• **WORK INSTRUCTIONS**
Copy every line of the following data that includes the string "scenario".

-*-

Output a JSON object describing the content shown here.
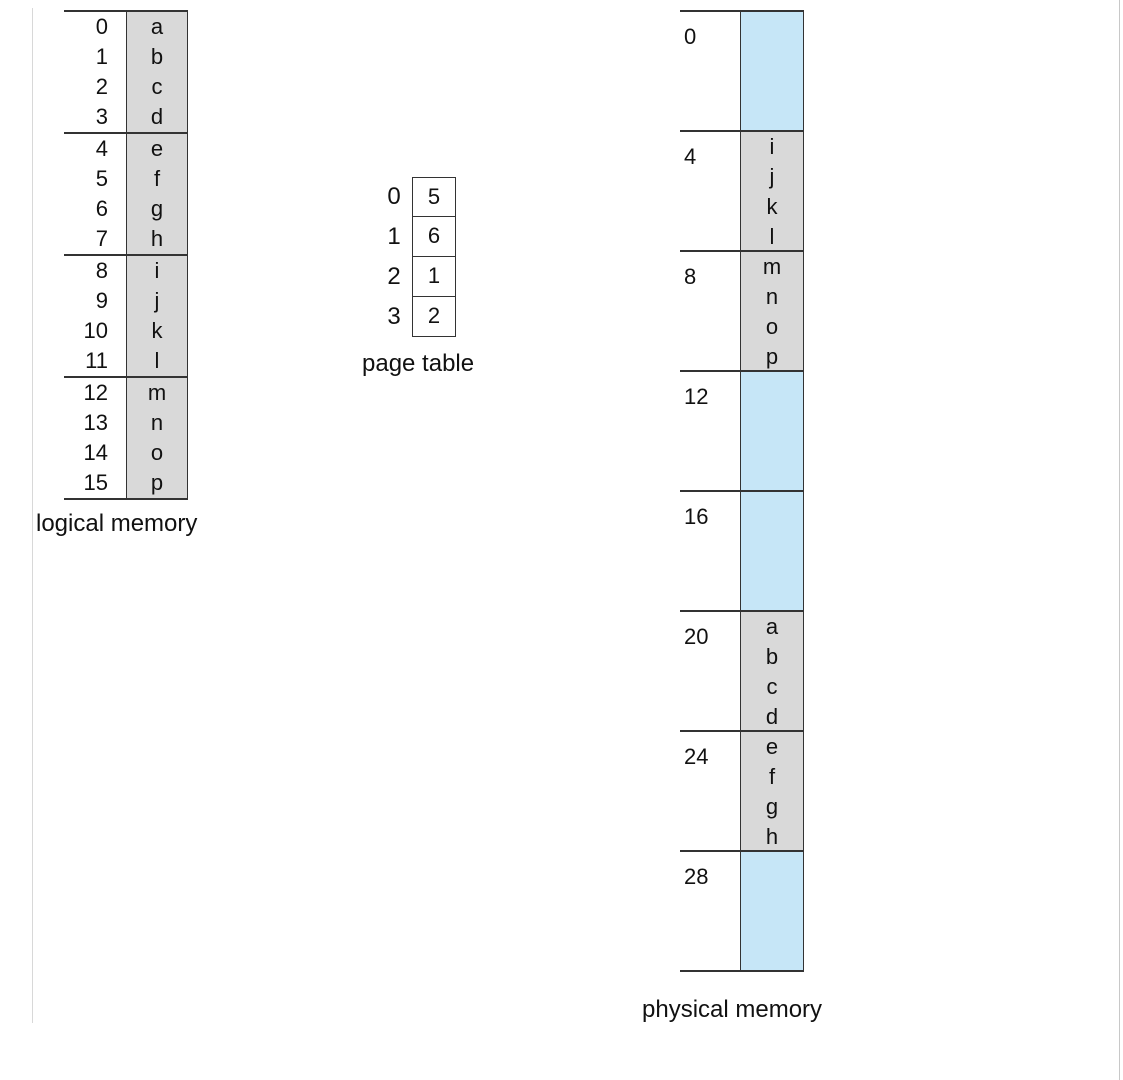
{
  "logical_memory": {
    "caption": "logical memory",
    "rows": [
      {
        "address": "0",
        "content": "a"
      },
      {
        "address": "1",
        "content": "b"
      },
      {
        "address": "2",
        "content": "c"
      },
      {
        "address": "3",
        "content": "d"
      },
      {
        "address": "4",
        "content": "e"
      },
      {
        "address": "5",
        "content": "f"
      },
      {
        "address": "6",
        "content": "g"
      },
      {
        "address": "7",
        "content": "h"
      },
      {
        "address": "8",
        "content": "i"
      },
      {
        "address": "9",
        "content": "j"
      },
      {
        "address": "10",
        "content": "k"
      },
      {
        "address": "11",
        "content": "l"
      },
      {
        "address": "12",
        "content": "m"
      },
      {
        "address": "13",
        "content": "n"
      },
      {
        "address": "14",
        "content": "o"
      },
      {
        "address": "15",
        "content": "p"
      }
    ]
  },
  "page_table": {
    "caption": "page table",
    "entries": [
      {
        "page": "0",
        "frame": "5"
      },
      {
        "page": "1",
        "frame": "6"
      },
      {
        "page": "2",
        "frame": "1"
      },
      {
        "page": "3",
        "frame": "2"
      }
    ]
  },
  "physical_memory": {
    "caption": "physical memory",
    "frames": [
      {
        "address": "0",
        "contents": []
      },
      {
        "address": "4",
        "contents": [
          "i",
          "j",
          "k",
          "l"
        ]
      },
      {
        "address": "8",
        "contents": [
          "m",
          "n",
          "o",
          "p"
        ]
      },
      {
        "address": "12",
        "contents": []
      },
      {
        "address": "16",
        "contents": []
      },
      {
        "address": "20",
        "contents": [
          "a",
          "b",
          "c",
          "d"
        ]
      },
      {
        "address": "24",
        "contents": [
          "e",
          "f",
          "g",
          "h"
        ]
      },
      {
        "address": "28",
        "contents": []
      }
    ]
  },
  "colors": {
    "used": "#d9d9d9",
    "free": "#c6e6f7",
    "line": "#333333"
  }
}
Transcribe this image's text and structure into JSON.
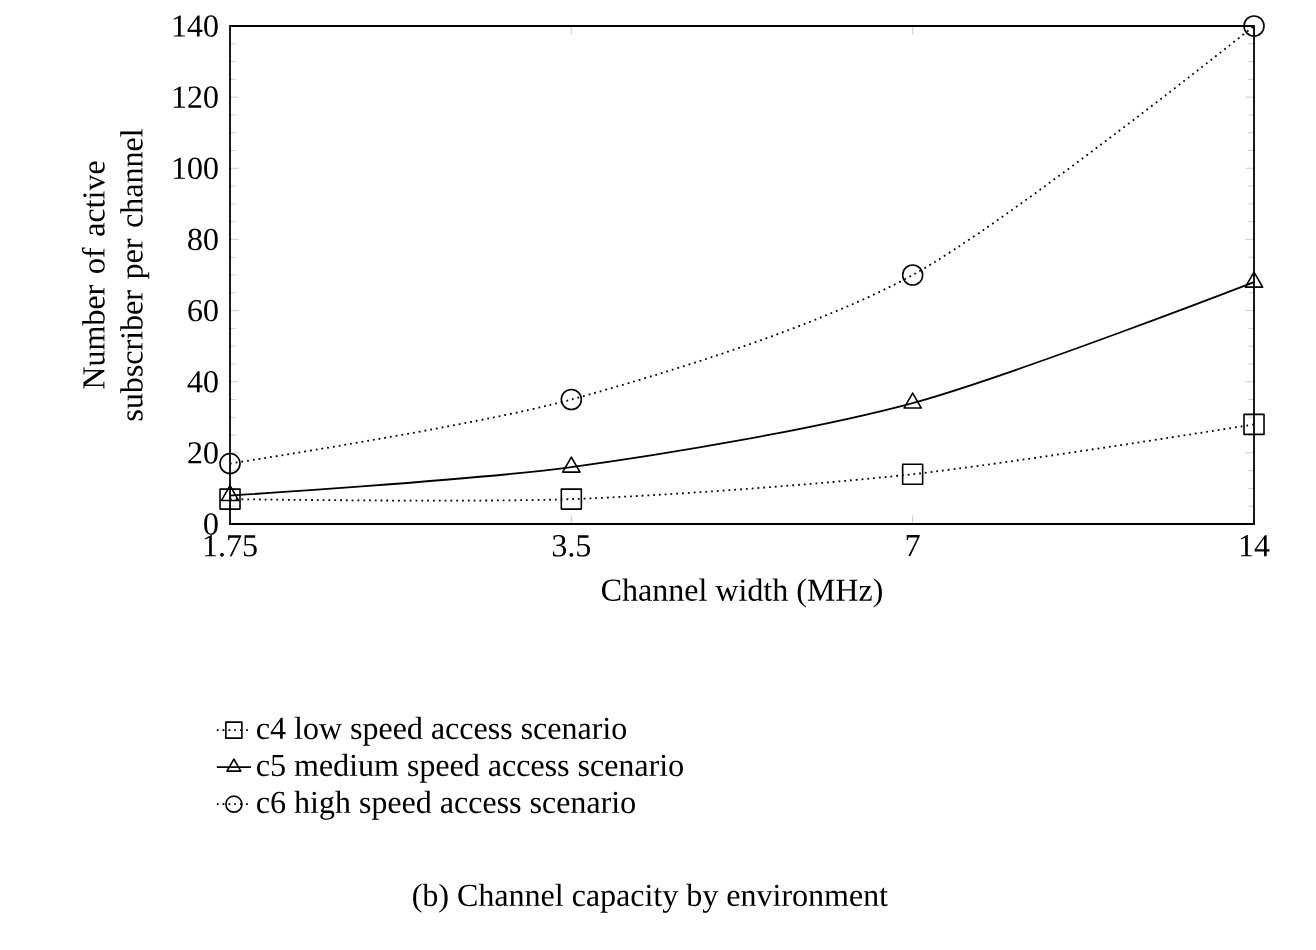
{
  "chart_data": {
    "type": "line",
    "xlabel": "Channel width (MHz)",
    "ylabel": "Number of active subscriber per channel",
    "x": [
      1.75,
      3.5,
      7,
      14
    ],
    "log": "x",
    "xlim": [
      1.75,
      14
    ],
    "xticks": [
      1.75,
      3.5,
      7,
      14
    ],
    "ylim": [
      0,
      140
    ],
    "yticks": [
      0,
      20,
      40,
      60,
      80,
      100,
      120,
      140
    ],
    "grid": false,
    "legend": "bottom",
    "series": [
      {
        "name": "c4 low speed access scenario",
        "color": "#000000",
        "marker": "square",
        "line_style": "dotted",
        "values": [
          7,
          7,
          14,
          28
        ]
      },
      {
        "name": "c5 medium speed access scenario",
        "color": "#000000",
        "marker": "triangle",
        "line_style": "solid",
        "values": [
          8,
          16,
          34,
          68
        ]
      },
      {
        "name": "c6 high speed access scenario",
        "color": "#000000",
        "marker": "circle",
        "line_style": "dotted",
        "values": [
          17,
          35,
          70,
          140
        ]
      }
    ],
    "annotations": [
      "(b)  Channel capacity by environment"
    ]
  }
}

-*-

• **COMPLETED TASK**
        "name": "c4 low speed access scenario",
        "name": "c5 medium speed access scenario",
        "name": "c6 high speed access scenario",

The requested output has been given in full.